→ **WHAT IS REQUIRED**: Reply with one number: the count of lines in the listing that contain the string "into".

(Figure collection entries)
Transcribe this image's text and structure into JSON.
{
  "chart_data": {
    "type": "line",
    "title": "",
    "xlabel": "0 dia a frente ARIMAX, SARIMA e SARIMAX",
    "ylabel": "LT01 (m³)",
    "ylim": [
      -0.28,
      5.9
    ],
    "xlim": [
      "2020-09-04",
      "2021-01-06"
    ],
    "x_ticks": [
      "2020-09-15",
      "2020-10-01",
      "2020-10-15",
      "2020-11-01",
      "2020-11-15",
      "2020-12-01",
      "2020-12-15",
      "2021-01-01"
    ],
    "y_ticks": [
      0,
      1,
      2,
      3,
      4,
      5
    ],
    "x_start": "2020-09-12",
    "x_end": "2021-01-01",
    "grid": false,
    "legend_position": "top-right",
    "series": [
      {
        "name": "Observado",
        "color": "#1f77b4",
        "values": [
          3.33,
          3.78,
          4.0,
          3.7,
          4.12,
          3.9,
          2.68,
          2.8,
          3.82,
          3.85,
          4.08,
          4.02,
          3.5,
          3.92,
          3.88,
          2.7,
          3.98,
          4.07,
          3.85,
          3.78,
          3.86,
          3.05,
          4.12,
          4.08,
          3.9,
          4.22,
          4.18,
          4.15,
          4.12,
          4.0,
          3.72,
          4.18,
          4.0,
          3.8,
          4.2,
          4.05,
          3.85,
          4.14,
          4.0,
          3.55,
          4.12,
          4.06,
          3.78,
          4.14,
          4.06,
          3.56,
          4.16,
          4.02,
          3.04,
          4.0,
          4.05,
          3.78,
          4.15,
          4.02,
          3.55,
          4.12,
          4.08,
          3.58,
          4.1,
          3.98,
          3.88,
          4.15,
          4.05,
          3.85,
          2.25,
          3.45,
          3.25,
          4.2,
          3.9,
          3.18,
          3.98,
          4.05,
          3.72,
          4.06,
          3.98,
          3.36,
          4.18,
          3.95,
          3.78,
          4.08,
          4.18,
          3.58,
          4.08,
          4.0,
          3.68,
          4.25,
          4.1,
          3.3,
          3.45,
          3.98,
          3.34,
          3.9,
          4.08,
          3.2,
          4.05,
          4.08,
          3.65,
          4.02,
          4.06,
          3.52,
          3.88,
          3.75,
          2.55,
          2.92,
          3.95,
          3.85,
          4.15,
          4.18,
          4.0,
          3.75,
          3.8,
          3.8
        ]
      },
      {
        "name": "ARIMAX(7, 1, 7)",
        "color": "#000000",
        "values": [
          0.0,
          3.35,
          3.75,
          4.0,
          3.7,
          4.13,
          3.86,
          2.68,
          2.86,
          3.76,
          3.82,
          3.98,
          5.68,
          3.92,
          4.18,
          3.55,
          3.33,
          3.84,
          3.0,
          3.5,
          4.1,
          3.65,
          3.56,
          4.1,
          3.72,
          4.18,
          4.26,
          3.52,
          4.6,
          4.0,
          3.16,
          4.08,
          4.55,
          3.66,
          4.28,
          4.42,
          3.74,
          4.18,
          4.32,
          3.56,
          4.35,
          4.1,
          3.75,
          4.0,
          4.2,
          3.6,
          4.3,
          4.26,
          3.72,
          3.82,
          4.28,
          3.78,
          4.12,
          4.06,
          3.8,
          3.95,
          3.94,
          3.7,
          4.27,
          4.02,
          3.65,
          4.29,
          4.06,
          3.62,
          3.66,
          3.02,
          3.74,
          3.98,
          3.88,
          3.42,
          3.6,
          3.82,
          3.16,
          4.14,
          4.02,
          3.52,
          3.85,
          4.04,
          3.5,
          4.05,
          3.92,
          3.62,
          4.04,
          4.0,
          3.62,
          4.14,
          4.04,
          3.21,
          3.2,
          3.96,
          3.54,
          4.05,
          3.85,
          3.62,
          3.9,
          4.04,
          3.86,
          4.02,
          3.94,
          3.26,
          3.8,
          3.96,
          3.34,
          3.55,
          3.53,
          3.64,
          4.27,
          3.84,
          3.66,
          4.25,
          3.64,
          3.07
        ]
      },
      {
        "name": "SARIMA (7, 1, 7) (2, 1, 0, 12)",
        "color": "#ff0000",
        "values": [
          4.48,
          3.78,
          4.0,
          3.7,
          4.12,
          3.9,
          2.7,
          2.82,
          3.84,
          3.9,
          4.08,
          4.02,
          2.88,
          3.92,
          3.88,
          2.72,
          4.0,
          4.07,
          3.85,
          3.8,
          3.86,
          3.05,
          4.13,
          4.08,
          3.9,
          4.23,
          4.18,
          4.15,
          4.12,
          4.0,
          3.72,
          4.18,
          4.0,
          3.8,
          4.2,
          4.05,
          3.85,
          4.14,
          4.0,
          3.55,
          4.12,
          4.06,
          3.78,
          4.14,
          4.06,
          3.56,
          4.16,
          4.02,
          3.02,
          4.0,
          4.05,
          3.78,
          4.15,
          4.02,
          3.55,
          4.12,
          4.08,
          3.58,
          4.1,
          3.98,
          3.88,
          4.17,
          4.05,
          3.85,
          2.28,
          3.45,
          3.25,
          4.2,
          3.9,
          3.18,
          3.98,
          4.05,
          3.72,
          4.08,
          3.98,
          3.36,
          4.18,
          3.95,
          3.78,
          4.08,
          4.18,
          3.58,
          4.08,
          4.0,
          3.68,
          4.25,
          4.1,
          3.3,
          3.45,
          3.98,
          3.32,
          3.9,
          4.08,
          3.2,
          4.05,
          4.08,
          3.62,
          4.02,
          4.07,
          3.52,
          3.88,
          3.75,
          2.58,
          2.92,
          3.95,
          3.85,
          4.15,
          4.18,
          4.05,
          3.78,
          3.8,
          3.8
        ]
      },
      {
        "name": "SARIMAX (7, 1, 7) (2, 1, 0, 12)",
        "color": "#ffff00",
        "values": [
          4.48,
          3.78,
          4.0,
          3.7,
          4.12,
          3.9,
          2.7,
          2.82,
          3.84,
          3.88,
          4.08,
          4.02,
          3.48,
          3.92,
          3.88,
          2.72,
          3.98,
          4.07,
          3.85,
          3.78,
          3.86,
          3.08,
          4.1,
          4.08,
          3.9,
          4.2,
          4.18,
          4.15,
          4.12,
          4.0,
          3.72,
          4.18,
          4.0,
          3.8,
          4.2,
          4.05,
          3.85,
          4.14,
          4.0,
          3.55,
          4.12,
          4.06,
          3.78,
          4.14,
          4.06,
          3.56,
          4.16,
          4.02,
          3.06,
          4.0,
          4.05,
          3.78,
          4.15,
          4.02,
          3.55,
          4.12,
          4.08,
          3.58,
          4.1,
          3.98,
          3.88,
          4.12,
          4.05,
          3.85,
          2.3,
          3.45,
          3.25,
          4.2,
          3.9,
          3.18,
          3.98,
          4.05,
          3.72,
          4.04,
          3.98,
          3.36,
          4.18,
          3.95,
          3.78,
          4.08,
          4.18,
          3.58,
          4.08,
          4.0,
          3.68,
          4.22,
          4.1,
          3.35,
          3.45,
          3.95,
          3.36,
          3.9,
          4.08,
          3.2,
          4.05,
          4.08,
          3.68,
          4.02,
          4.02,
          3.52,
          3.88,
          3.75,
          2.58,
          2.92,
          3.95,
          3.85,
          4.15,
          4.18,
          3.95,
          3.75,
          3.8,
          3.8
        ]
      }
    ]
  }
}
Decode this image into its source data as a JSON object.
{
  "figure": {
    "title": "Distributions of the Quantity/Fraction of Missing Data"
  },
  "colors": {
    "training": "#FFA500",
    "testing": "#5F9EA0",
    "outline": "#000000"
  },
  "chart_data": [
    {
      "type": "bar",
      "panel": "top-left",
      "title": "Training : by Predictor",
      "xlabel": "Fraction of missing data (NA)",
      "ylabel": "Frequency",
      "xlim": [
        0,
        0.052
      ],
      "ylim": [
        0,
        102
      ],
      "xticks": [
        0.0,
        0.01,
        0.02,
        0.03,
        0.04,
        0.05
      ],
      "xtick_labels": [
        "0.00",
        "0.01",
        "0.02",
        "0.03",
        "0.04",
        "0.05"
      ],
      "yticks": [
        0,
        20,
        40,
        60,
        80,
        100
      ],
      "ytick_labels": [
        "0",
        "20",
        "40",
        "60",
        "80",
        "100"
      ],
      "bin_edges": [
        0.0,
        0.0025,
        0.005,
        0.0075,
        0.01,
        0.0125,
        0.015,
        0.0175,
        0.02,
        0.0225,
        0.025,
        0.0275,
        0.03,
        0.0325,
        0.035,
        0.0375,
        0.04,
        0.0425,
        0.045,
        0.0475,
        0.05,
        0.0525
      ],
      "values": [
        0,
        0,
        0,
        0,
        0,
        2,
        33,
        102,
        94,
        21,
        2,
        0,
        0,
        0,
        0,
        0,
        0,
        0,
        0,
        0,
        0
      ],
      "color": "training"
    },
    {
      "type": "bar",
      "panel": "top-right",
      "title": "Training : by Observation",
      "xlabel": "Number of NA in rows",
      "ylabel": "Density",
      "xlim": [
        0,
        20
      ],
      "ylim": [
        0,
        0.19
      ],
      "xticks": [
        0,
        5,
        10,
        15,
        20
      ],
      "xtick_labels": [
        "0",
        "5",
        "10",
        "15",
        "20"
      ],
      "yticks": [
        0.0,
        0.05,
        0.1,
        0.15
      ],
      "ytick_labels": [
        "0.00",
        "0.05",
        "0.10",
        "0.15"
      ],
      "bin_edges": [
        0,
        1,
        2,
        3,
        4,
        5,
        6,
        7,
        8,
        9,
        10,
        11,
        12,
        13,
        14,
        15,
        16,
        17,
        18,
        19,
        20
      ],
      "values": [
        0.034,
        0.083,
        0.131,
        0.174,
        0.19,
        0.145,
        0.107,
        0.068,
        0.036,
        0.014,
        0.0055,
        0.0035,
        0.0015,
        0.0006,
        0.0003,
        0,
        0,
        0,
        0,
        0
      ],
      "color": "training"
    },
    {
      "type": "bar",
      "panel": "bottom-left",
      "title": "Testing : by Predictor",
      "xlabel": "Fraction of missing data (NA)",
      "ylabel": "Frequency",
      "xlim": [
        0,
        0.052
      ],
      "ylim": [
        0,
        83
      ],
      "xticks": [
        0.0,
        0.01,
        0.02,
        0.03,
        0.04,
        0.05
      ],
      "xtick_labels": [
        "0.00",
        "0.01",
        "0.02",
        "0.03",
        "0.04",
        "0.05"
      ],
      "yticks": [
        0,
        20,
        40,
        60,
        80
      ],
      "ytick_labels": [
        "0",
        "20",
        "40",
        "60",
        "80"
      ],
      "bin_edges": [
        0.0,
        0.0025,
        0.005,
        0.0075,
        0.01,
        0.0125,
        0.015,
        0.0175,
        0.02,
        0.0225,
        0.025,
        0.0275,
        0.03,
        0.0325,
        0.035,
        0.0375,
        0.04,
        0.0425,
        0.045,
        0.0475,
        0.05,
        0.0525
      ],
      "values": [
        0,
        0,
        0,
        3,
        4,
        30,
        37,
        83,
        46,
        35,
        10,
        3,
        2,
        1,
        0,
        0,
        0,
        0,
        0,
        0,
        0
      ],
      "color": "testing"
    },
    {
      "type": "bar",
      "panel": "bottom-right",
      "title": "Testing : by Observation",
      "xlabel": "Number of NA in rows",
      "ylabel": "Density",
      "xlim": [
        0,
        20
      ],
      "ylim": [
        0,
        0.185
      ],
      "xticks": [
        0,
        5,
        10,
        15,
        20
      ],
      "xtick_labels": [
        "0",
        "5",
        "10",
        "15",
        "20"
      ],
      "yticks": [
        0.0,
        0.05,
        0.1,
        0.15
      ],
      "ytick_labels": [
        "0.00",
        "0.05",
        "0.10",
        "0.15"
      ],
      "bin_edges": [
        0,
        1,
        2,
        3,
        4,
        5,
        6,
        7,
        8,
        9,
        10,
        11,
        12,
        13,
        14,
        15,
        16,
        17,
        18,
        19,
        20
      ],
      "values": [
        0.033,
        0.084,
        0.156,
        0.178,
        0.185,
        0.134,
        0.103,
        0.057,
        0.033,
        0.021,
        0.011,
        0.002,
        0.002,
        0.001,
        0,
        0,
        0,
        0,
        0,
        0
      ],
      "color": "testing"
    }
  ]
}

→ **TASK SOLUTION**: 2